YOUR INSTRUCTIONS = Quote every line as written. Omit pictures.

INFORMATION SHOWN =
★ ★ ★ ★ ★ ★ ★
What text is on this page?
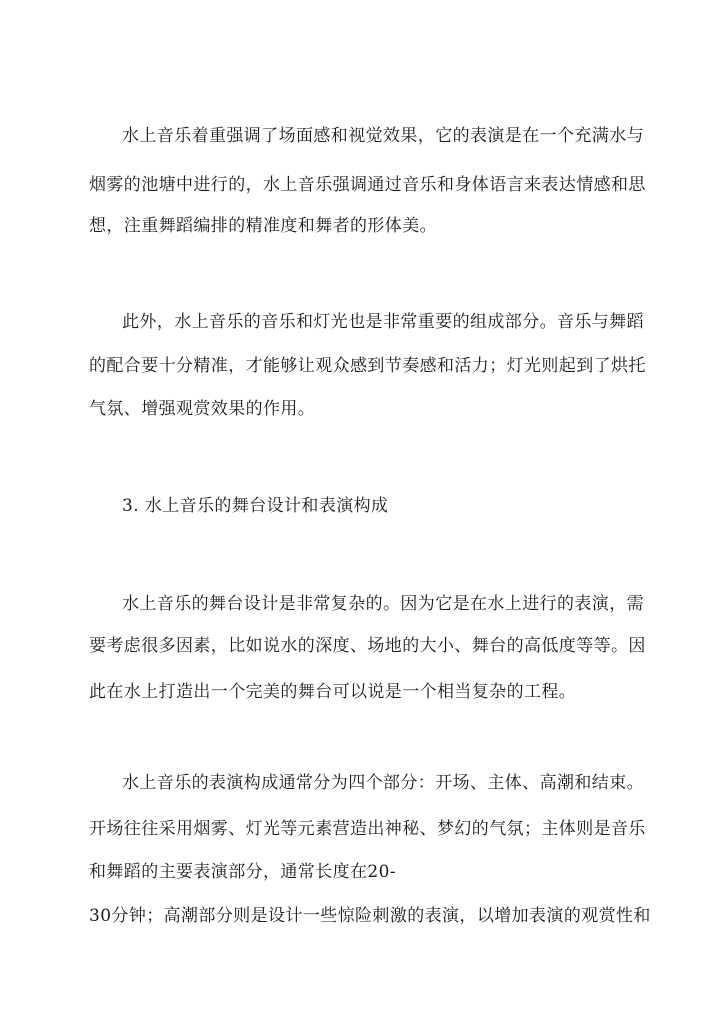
水上音乐着重强调了场面感和视觉效果，它的表演是在一个充满水与
烟雾的池塘中进行的，水上音乐强调通过音乐和身体语言来表达情感和思
想，注重舞蹈编排的精准度和舞者的形体美。
此外，水上音乐的音乐和灯光也是非常重要的组成部分。音乐与舞蹈
的配合要十分精准，才能够让观众感到节奏感和活力；灯光则起到了烘托
气氛、增强观赏效果的作用。
3. 水上音乐的舞台设计和表演构成
水上音乐的舞台设计是非常复杂的。因为它是在水上进行的表演，需
要考虑很多因素，比如说水的深度、场地的大小、舞台的高低度等等。因
此在水上打造出一个完美的舞台可以说是一个相当复杂的工程。
水上音乐的表演构成通常分为四个部分：开场、主体、高潮和结束。
开场往往采用烟雾、灯光等元素营造出神秘、梦幻的气氛；主体则是音乐
和舞蹈的主要表演部分，通常长度在20-
30分钟；高潮部分则是设计一些惊险刺激的表演，以增加表演的观赏性和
★ ★ ★ ★ ★ ★ ★
SOLUTION TO THIS TASK =
What text is on this page?
水上音乐着重强调了场面感和视觉效果，它的表演是在一个充满水与
烟雾的池塘中进行的，水上音乐强调通过音乐和身体语言来表达情感和思
想，注重舞蹈编排的精准度和舞者的形体美。
此外，水上音乐的音乐和灯光也是非常重要的组成部分。音乐与舞蹈
的配合要十分精准，才能够让观众感到节奏感和活力；灯光则起到了烘托
气氛、增强观赏效果的作用。
3. 水上音乐的舞台设计和表演构成
水上音乐的舞台设计是非常复杂的。因为它是在水上进行的表演，需
要考虑很多因素，比如说水的深度、场地的大小、舞台的高低度等等。因
此在水上打造出一个完美的舞台可以说是一个相当复杂的工程。
水上音乐的表演构成通常分为四个部分：开场、主体、高潮和结束。
开场往往采用烟雾、灯光等元素营造出神秘、梦幻的气氛；主体则是音乐
和舞蹈的主要表演部分，通常长度在20-
30分钟；高潮部分则是设计一些惊险刺激的表演，以增加表演的观赏性和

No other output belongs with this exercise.